** Exercise prompt **
Transcribe the material verbatim in full; the pictures do not belong in the copy.

[Records]
□ □ □ □ □ □ □
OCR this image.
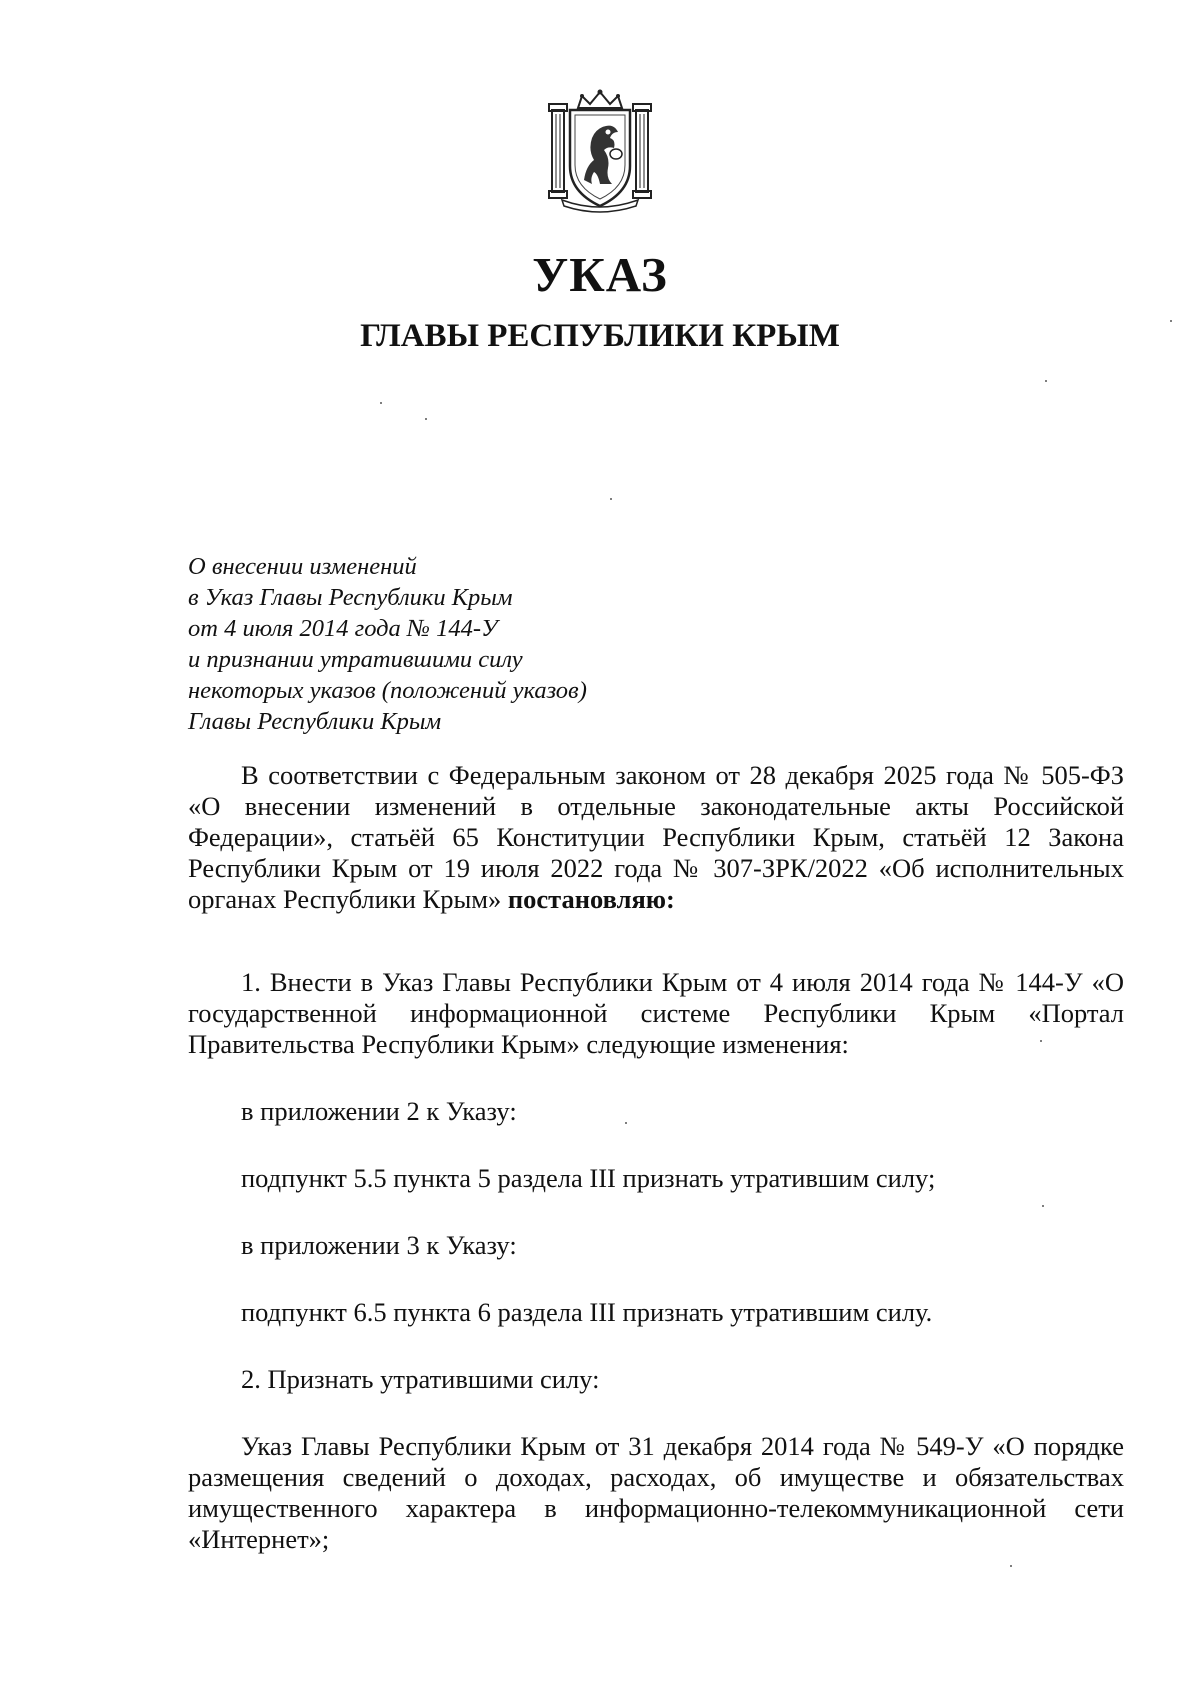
УКАЗ
ГЛАВЫ РЕСПУБЛИКИ КРЫМ
О внесении изменений
в Указ Главы Республики Крым
от 4 июля 2014 года № 144-У
и признании утратившими силу
некоторых указов (положений указов)
Главы Республики Крым

В соответствии с Федеральным законом от 28 декабря 2025 года № 505-ФЗ «О внесении изменений в отдельные законодательные акты Российской Федерации», статьёй 65 Конституции Республики Крым, статьёй 12 Закона Республики Крым от 19 июля 2022 года № 307-ЗРК/2022 «Об исполнительных органах Республики Крым» постановляю:

1. Внести в Указ Главы Республики Крым от 4 июля 2014 года № 144-У «О государственной информационной системе Республики Крым «Портал Правительства Республики Крым» следующие изменения:

в приложении 2 к Указу:

подпункт 5.5 пункта 5 раздела III признать утратившим силу;

в приложении 3 к Указу:

подпункт 6.5 пункта 6 раздела III признать утратившим силу.

2. Признать утратившими силу:

Указ Главы Республики Крым от 31 декабря 2014 года № 549-У «О порядке размещения сведений о доходах, расходах, об имуществе и обязательствах имущественного характера в информационно-телекоммуникационной сети «Интернет»;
□ □ □ □ □ □ □
** Task response **
OCR this image.
УКАЗ
ГЛАВЫ РЕСПУБЛИКИ КРЫМ
О внесении изменений
в Указ Главы Республики Крым
от 4 июля 2014 года № 144-У
и признании утратившими силу
некоторых указов (положений указов)
Главы Республики Крым

В соответствии с Федеральным законом от 28 декабря 2025 года № 505-ФЗ «О внесении изменений в отдельные законодательные акты Российской Федерации», статьёй 65 Конституции Республики Крым, статьёй 12 Закона Республики Крым от 19 июля 2022 года № 307-ЗРК/2022 «Об исполнительных органах Республики Крым» постановляю:

1. Внести в Указ Главы Республики Крым от 4 июля 2014 года № 144-У «О государственной информационной системе Республики Крым «Портал Правительства Республики Крым» следующие изменения:

в приложении 2 к Указу:

подпункт 5.5 пункта 5 раздела III признать утратившим силу;

в приложении 3 к Указу:

подпункт 6.5 пункта 6 раздела III признать утратившим силу.

2. Признать утратившими силу:

Указ Главы Республики Крым от 31 декабря 2014 года № 549-У «О порядке размещения сведений о доходах, расходах, об имуществе и обязательствах имущественного характера в информационно-телекоммуникационной сети «Интернет»;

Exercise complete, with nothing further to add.